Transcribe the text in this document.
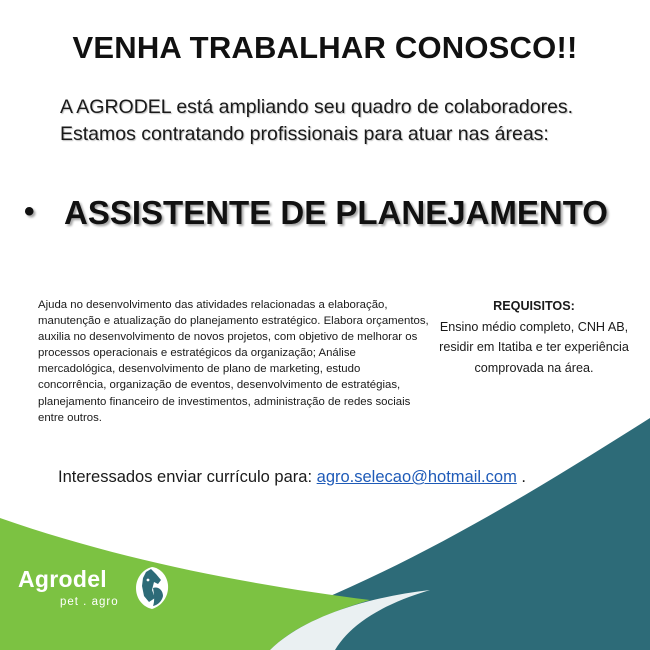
VENHA TRABALHAR CONOSCO!!
A AGRODEL está ampliando seu quadro de colaboradores.
Estamos contratando profissionais para atuar nas áreas:
• ASSISTENTE DE PLANEJAMENTO
Ajuda no desenvolvimento das atividades relacionadas a elaboração, manutenção e atualização do planejamento estratégico. Elabora orçamentos, auxilia no desenvolvimento de novos projetos, com objetivo de melhorar os processos operacionais e estratégicos da organização; Análise mercadológica, desenvolvimento de plano de marketing, estudo concorrência, organização de eventos, desenvolvimento de estratégias, planejamento financeiro de investimentos, administração de redes sociais entre outros.
REQUISITOS:
Ensino médio completo, CNH AB, residir em Itatiba e ter experiência comprovada na área.
Interessados enviar currículo para: agro.selecao@hotmail.com .
Agrodel
pet . agro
☆ ☆ ☆
Set exercise: Above are the records. Identify each line that contains the word "para".

Result of the exercise:
Estamos contratando profissionais para atuar nas áreas:
Interessados enviar currículo para: agro.selecao@hotmail.com .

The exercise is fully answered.